## Task prompt
Can you write out the whole listing exactly?

(Stored items from a collection)

※

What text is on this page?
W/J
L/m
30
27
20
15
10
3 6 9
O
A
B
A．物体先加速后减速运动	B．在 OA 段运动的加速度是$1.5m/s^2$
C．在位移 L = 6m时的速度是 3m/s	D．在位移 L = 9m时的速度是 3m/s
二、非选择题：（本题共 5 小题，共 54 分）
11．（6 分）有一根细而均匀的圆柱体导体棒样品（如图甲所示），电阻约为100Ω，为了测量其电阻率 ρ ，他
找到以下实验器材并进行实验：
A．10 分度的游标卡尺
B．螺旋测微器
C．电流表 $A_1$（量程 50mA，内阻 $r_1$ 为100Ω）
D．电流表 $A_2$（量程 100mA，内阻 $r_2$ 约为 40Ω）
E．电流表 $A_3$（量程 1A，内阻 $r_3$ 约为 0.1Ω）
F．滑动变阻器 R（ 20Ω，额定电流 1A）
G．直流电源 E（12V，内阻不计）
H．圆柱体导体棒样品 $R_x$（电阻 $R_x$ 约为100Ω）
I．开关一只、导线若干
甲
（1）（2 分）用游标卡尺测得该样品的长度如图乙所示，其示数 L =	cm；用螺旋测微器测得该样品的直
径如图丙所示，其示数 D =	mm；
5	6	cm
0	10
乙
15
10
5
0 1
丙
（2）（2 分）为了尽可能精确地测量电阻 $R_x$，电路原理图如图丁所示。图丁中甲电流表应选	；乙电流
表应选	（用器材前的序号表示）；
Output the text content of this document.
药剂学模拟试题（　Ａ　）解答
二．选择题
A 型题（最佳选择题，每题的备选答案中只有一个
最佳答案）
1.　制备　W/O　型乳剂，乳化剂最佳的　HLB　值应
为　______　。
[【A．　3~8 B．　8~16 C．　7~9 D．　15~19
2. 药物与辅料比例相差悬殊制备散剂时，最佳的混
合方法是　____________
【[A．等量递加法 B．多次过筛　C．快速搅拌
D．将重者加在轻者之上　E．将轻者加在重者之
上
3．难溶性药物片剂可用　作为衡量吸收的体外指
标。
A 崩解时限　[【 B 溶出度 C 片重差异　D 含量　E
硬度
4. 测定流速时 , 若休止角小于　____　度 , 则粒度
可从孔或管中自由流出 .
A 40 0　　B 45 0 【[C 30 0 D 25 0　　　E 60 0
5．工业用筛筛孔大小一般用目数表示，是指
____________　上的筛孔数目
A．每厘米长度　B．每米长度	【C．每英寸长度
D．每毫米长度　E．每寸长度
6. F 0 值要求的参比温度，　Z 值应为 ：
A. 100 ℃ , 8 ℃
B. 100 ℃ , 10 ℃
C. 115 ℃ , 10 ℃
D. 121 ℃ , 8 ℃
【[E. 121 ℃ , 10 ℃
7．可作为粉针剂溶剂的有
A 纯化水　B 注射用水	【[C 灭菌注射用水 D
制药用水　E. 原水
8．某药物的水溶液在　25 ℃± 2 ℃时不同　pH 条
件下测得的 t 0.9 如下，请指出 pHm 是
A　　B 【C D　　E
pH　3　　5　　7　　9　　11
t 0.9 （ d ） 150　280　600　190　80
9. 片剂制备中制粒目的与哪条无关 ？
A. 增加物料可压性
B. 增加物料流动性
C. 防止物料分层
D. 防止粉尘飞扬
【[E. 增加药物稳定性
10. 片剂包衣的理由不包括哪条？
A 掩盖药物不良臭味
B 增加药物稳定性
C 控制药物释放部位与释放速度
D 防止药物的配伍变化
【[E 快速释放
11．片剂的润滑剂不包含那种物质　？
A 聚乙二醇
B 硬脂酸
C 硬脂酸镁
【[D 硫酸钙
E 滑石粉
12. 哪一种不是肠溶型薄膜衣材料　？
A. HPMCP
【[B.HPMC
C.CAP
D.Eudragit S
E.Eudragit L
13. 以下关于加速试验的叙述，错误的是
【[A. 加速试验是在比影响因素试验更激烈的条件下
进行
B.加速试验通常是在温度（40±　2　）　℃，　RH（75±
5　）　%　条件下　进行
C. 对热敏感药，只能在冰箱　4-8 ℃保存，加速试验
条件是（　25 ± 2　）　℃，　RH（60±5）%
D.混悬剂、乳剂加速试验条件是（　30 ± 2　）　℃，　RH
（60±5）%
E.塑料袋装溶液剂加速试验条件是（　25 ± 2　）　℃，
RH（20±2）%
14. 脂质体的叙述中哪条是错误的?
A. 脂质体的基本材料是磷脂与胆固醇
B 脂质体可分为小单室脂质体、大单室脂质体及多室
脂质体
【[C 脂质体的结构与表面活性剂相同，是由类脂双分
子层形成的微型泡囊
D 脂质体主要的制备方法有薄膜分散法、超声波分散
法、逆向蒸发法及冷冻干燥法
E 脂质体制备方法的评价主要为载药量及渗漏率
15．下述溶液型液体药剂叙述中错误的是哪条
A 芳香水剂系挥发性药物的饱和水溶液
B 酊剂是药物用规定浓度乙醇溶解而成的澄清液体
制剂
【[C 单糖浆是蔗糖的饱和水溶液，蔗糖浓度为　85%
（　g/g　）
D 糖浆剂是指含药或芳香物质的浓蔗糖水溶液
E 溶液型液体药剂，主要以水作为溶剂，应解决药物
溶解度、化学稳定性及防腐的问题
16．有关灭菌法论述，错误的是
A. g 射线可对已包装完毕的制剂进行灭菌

※

## Final result
What text is on this page?
W/J
L/m
30
27
20
15
10
3 6 9
O
A
B
A．物体先加速后减速运动	B．在 OA 段运动的加速度是$1.5m/s^2$
C．在位移 L = 6m时的速度是 3m/s	D．在位移 L = 9m时的速度是 3m/s
二、非选择题：（本题共 5 小题，共 54 分）
11．（6 分）有一根细而均匀的圆柱体导体棒样品（如图甲所示），电阻约为100Ω，为了测量其电阻率 ρ ，他
找到以下实验器材并进行实验：
A．10 分度的游标卡尺
B．螺旋测微器
C．电流表 $A_1$（量程 50mA，内阻 $r_1$ 为100Ω）
D．电流表 $A_2$（量程 100mA，内阻 $r_2$ 约为 40Ω）
E．电流表 $A_3$（量程 1A，内阻 $r_3$ 约为 0.1Ω）
F．滑动变阻器 R（ 20Ω，额定电流 1A）
G．直流电源 E（12V，内阻不计）
H．圆柱体导体棒样品 $R_x$（电阻 $R_x$ 约为100Ω）
I．开关一只、导线若干
甲
（1）（2 分）用游标卡尺测得该样品的长度如图乙所示，其示数 L =	cm；用螺旋测微器测得该样品的直
径如图丙所示，其示数 D =	mm；
5	6	cm
0	10
乙
15
10
5
0 1
丙
（2）（2 分）为了尽可能精确地测量电阻 $R_x$，电路原理图如图丁所示。图丁中甲电流表应选	；乙电流
表应选	（用器材前的序号表示）；
Output the text content of this document.
药剂学模拟试题（　Ａ　）解答
二．选择题
A 型题（最佳选择题，每题的备选答案中只有一个
最佳答案）
1.　制备　W/O　型乳剂，乳化剂最佳的　HLB　值应
为　______　。
[【A．　3~8 B．　8~16 C．　7~9 D．　15~19
2. 药物与辅料比例相差悬殊制备散剂时，最佳的混
合方法是　____________
【[A．等量递加法 B．多次过筛　C．快速搅拌
D．将重者加在轻者之上　E．将轻者加在重者之
上
3．难溶性药物片剂可用　作为衡量吸收的体外指
标。
A 崩解时限　[【 B 溶出度 C 片重差异　D 含量　E
硬度
4. 测定流速时 , 若休止角小于　____　度 , 则粒度
可从孔或管中自由流出 .
A 40 0　　B 45 0 【[C 30 0 D 25 0　　　E 60 0
5．工业用筛筛孔大小一般用目数表示，是指
____________　上的筛孔数目
A．每厘米长度　B．每米长度	【C．每英寸长度
D．每毫米长度　E．每寸长度
6. F 0 值要求的参比温度，　Z 值应为 ：
A. 100 ℃ , 8 ℃
B. 100 ℃ , 10 ℃
C. 115 ℃ , 10 ℃
D. 121 ℃ , 8 ℃
【[E. 121 ℃ , 10 ℃
7．可作为粉针剂溶剂的有
A 纯化水　B 注射用水	【[C 灭菌注射用水 D
制药用水　E. 原水
8．某药物的水溶液在　25 ℃± 2 ℃时不同　pH 条
件下测得的 t 0.9 如下，请指出 pHm 是
A　　B 【C D　　E
pH　3　　5　　7　　9　　11
t 0.9 （ d ） 150　280　600　190　80
9. 片剂制备中制粒目的与哪条无关 ？
A. 增加物料可压性
B. 增加物料流动性
C. 防止物料分层
D. 防止粉尘飞扬
【[E. 增加药物稳定性
10. 片剂包衣的理由不包括哪条？
A 掩盖药物不良臭味
B 增加药物稳定性
C 控制药物释放部位与释放速度
D 防止药物的配伍变化
【[E 快速释放
11．片剂的润滑剂不包含那种物质　？
A 聚乙二醇
B 硬脂酸
C 硬脂酸镁
【[D 硫酸钙
E 滑石粉
12. 哪一种不是肠溶型薄膜衣材料　？
A. HPMCP
【[B.HPMC
C.CAP
D.Eudragit S
E.Eudragit L
13. 以下关于加速试验的叙述，错误的是
【[A. 加速试验是在比影响因素试验更激烈的条件下
进行
B.加速试验通常是在温度（40±　2　）　℃，　RH（75±
5　）　%　条件下　进行
C. 对热敏感药，只能在冰箱　4-8 ℃保存，加速试验
条件是（　25 ± 2　）　℃，　RH（60±5）%
D.混悬剂、乳剂加速试验条件是（　30 ± 2　）　℃，　RH
（60±5）%
E.塑料袋装溶液剂加速试验条件是（　25 ± 2　）　℃，
RH（20±2）%
14. 脂质体的叙述中哪条是错误的?
A. 脂质体的基本材料是磷脂与胆固醇
B 脂质体可分为小单室脂质体、大单室脂质体及多室
脂质体
【[C 脂质体的结构与表面活性剂相同，是由类脂双分
子层形成的微型泡囊
D 脂质体主要的制备方法有薄膜分散法、超声波分散
法、逆向蒸发法及冷冻干燥法
E 脂质体制备方法的评价主要为载药量及渗漏率
15．下述溶液型液体药剂叙述中错误的是哪条
A 芳香水剂系挥发性药物的饱和水溶液
B 酊剂是药物用规定浓度乙醇溶解而成的澄清液体
制剂
【[C 单糖浆是蔗糖的饱和水溶液，蔗糖浓度为　85%
（　g/g　）
D 糖浆剂是指含药或芳香物质的浓蔗糖水溶液
E 溶液型液体药剂，主要以水作为溶剂，应解决药物
溶解度、化学稳定性及防腐的问题
16．有关灭菌法论述，错误的是
A. g 射线可对已包装完毕的制剂进行灭菌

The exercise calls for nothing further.